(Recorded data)
* begin *

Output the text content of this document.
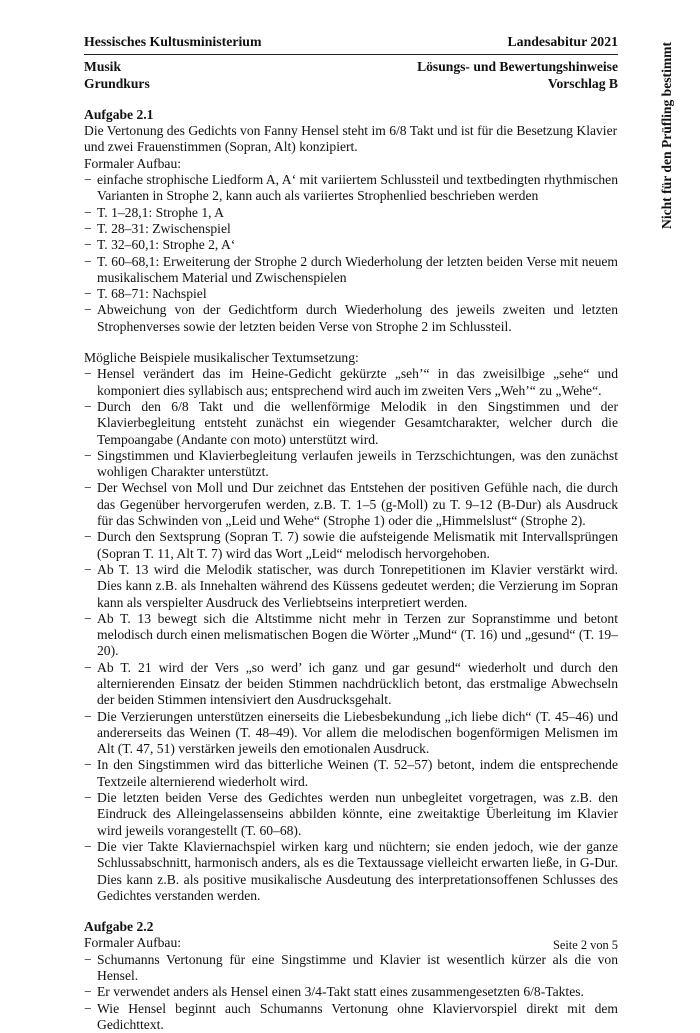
Hessisches Kultusministerium	Landesabitur 2021
Musik	Lösungs- und Bewertungshinweise
Grundkurs	Vorschlag B
Aufgabe 2.1
Die Vertonung des Gedichts von Fanny Hensel steht im 6/8 Takt und ist für die Besetzung Klavier und zwei Frauenstimmen (Sopran, Alt) konzipiert.
Formaler Aufbau:
− einfache strophische Liedform A, A‘ mit variiertem Schlussteil und textbedingten rhythmischen Varianten in Strophe 2, kann auch als variiertes Strophenlied beschrieben werden
− T. 1–28,1: Strophe 1, A
− T. 28–31: Zwischenspiel
− T. 32–60,1: Strophe 2, A‘
− T. 60–68,1: Erweiterung der Strophe 2 durch Wiederholung der letzten beiden Verse mit neuem musikalischem Material und Zwischenspielen
− T. 68–71: Nachspiel
− Abweichung von der Gedichtform durch Wiederholung des jeweils zweiten und letzten Strophenverses sowie der letzten beiden Verse von Strophe 2 im Schlussteil.
Mögliche Beispiele musikalischer Textumsetzung:
− Hensel verändert das im Heine-Gedicht gekürzte „seh’“ in das zweisilbige „sehe“ und komponiert dies syllabisch aus; entsprechend wird auch im zweiten Vers „Weh’“ zu „Wehe“.
− Durch den 6/8 Takt und die wellenförmige Melodik in den Singstimmen und der Klavierbegleitung entsteht zunächst ein wiegender Gesamtcharakter, welcher durch die Tempoangabe (Andante con moto) unterstützt wird.
− Singstimmen und Klavierbegleitung verlaufen jeweils in Terzschichtungen, was den zunächst wohligen Charakter unterstützt.
− Der Wechsel von Moll und Dur zeichnet das Entstehen der positiven Gefühle nach, die durch das Gegenüber hervorgerufen werden, z.B. T. 1–5 (g-Moll) zu T. 9–12 (B-Dur) als Ausdruck für das Schwinden von „Leid und Wehe“ (Strophe 1) oder die „Himmelslust“ (Strophe 2).
− Durch den Sextsprung (Sopran T. 7) sowie die aufsteigende Melismatik mit Intervallsprüngen (Sopran T. 11, Alt T. 7) wird das Wort „Leid“ melodisch hervorgehoben.
− Ab T. 13 wird die Melodik statischer, was durch Tonrepetitionen im Klavier verstärkt wird. Dies kann z.B. als Innehalten während des Küssens gedeutet werden; die Verzierung im Sopran kann als verspielter Ausdruck des Verliebtseins interpretiert werden.
− Ab T. 13 bewegt sich die Altstimme nicht mehr in Terzen zur Sopranstimme und betont melodisch durch einen melismatischen Bogen die Wörter „Mund“ (T. 16) und „gesund“ (T. 19–20).
− Ab T. 21 wird der Vers „so werd’ ich ganz und gar gesund“ wiederholt und durch den alternierenden Einsatz der beiden Stimmen nachdrücklich betont, das erstmalige Abwechseln der beiden Stimmen intensiviert den Ausdrucksgehalt.
− Die Verzierungen unterstützen einerseits die Liebesbekundung „ich liebe dich“ (T. 45–46) und andererseits das Weinen (T. 48–49). Vor allem die melodischen bogenförmigen Melismen im Alt (T. 47, 51) verstärken jeweils den emotionalen Ausdruck.
− In den Singstimmen wird das bitterliche Weinen (T. 52–57) betont, indem die entsprechende Textzeile alternierend wiederholt wird.
− Die letzten beiden Verse des Gedichtes werden nun unbegleitet vorgetragen, was z.B. den Eindruck des Alleingelassenseins abbilden könnte, eine zweitaktige Überleitung im Klavier wird jeweils vorangestellt (T. 60–68).
− Die vier Takte Klaviernachspiel wirken karg und nüchtern; sie enden jedoch, wie der ganze Schlussabschnitt, harmonisch anders, als es die Textaussage vielleicht erwarten ließe, in G-Dur. Dies kann z.B. als positive musikalische Ausdeutung des interpretationsoffenen Schlusses des Gedichtes verstanden werden.
Aufgabe 2.2
Formaler Aufbau:
− Schumanns Vertonung für eine Singstimme und Klavier ist wesentlich kürzer als die von Hensel.
− Er verwendet anders als Hensel einen 3/4-Takt statt eines zusammengesetzten 6/8-Taktes.
− Wie Hensel beginnt auch Schumanns Vertonung ohne Klaviervorspiel direkt mit dem Gedichttext.
Nicht für den Prüfling bestimmt
Seite 2 von 5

* end *

## [WHAT IS EXPECTED]
Copy the records word for word, leaving no picture in the copy.

## [WRITTEN SOLUTION]
Output the text content of this document.
Hessisches Kultusministerium	Landesabitur 2021
Musik	Lösungs- und Bewertungshinweise
Grundkurs	Vorschlag B
Aufgabe 2.1
Die Vertonung des Gedichts von Fanny Hensel steht im 6/8 Takt und ist für die Besetzung Klavier und zwei Frauenstimmen (Sopran, Alt) konzipiert.
Formaler Aufbau:
− einfache strophische Liedform A, A‘ mit variiertem Schlussteil und textbedingten rhythmischen Varianten in Strophe 2, kann auch als variiertes Strophenlied beschrieben werden
− T. 1–28,1: Strophe 1, A
− T. 28–31: Zwischenspiel
− T. 32–60,1: Strophe 2, A‘
− T. 60–68,1: Erweiterung der Strophe 2 durch Wiederholung der letzten beiden Verse mit neuem musikalischem Material und Zwischenspielen
− T. 68–71: Nachspiel
− Abweichung von der Gedichtform durch Wiederholung des jeweils zweiten und letzten Strophenverses sowie der letzten beiden Verse von Strophe 2 im Schlussteil.
Mögliche Beispiele musikalischer Textumsetzung:
− Hensel verändert das im Heine-Gedicht gekürzte „seh’“ in das zweisilbige „sehe“ und komponiert dies syllabisch aus; entsprechend wird auch im zweiten Vers „Weh’“ zu „Wehe“.
− Durch den 6/8 Takt und die wellenförmige Melodik in den Singstimmen und der Klavierbegleitung entsteht zunächst ein wiegender Gesamtcharakter, welcher durch die Tempoangabe (Andante con moto) unterstützt wird.
− Singstimmen und Klavierbegleitung verlaufen jeweils in Terzschichtungen, was den zunächst wohligen Charakter unterstützt.
− Der Wechsel von Moll und Dur zeichnet das Entstehen der positiven Gefühle nach, die durch das Gegenüber hervorgerufen werden, z.B. T. 1–5 (g-Moll) zu T. 9–12 (B-Dur) als Ausdruck für das Schwinden von „Leid und Wehe“ (Strophe 1) oder die „Himmelslust“ (Strophe 2).
− Durch den Sextsprung (Sopran T. 7) sowie die aufsteigende Melismatik mit Intervallsprüngen (Sopran T. 11, Alt T. 7) wird das Wort „Leid“ melodisch hervorgehoben.
− Ab T. 13 wird die Melodik statischer, was durch Tonrepetitionen im Klavier verstärkt wird. Dies kann z.B. als Innehalten während des Küssens gedeutet werden; die Verzierung im Sopran kann als verspielter Ausdruck des Verliebtseins interpretiert werden.
− Ab T. 13 bewegt sich die Altstimme nicht mehr in Terzen zur Sopranstimme und betont melodisch durch einen melismatischen Bogen die Wörter „Mund“ (T. 16) und „gesund“ (T. 19–20).
− Ab T. 21 wird der Vers „so werd’ ich ganz und gar gesund“ wiederholt und durch den alternierenden Einsatz der beiden Stimmen nachdrücklich betont, das erstmalige Abwechseln der beiden Stimmen intensiviert den Ausdrucksgehalt.
− Die Verzierungen unterstützen einerseits die Liebesbekundung „ich liebe dich“ (T. 45–46) und andererseits das Weinen (T. 48–49). Vor allem die melodischen bogenförmigen Melismen im Alt (T. 47, 51) verstärken jeweils den emotionalen Ausdruck.
− In den Singstimmen wird das bitterliche Weinen (T. 52–57) betont, indem die entsprechende Textzeile alternierend wiederholt wird.
− Die letzten beiden Verse des Gedichtes werden nun unbegleitet vorgetragen, was z.B. den Eindruck des Alleingelassenseins abbilden könnte, eine zweitaktige Überleitung im Klavier wird jeweils vorangestellt (T. 60–68).
− Die vier Takte Klaviernachspiel wirken karg und nüchtern; sie enden jedoch, wie der ganze Schlussabschnitt, harmonisch anders, als es die Textaussage vielleicht erwarten ließe, in G-Dur. Dies kann z.B. als positive musikalische Ausdeutung des interpretationsoffenen Schlusses des Gedichtes verstanden werden.
Aufgabe 2.2
Formaler Aufbau:
− Schumanns Vertonung für eine Singstimme und Klavier ist wesentlich kürzer als die von Hensel.
− Er verwendet anders als Hensel einen 3/4-Takt statt eines zusammengesetzten 6/8-Taktes.
− Wie Hensel beginnt auch Schumanns Vertonung ohne Klaviervorspiel direkt mit dem Gedichttext.
Nicht für den Prüfling bestimmt
Seite 2 von 5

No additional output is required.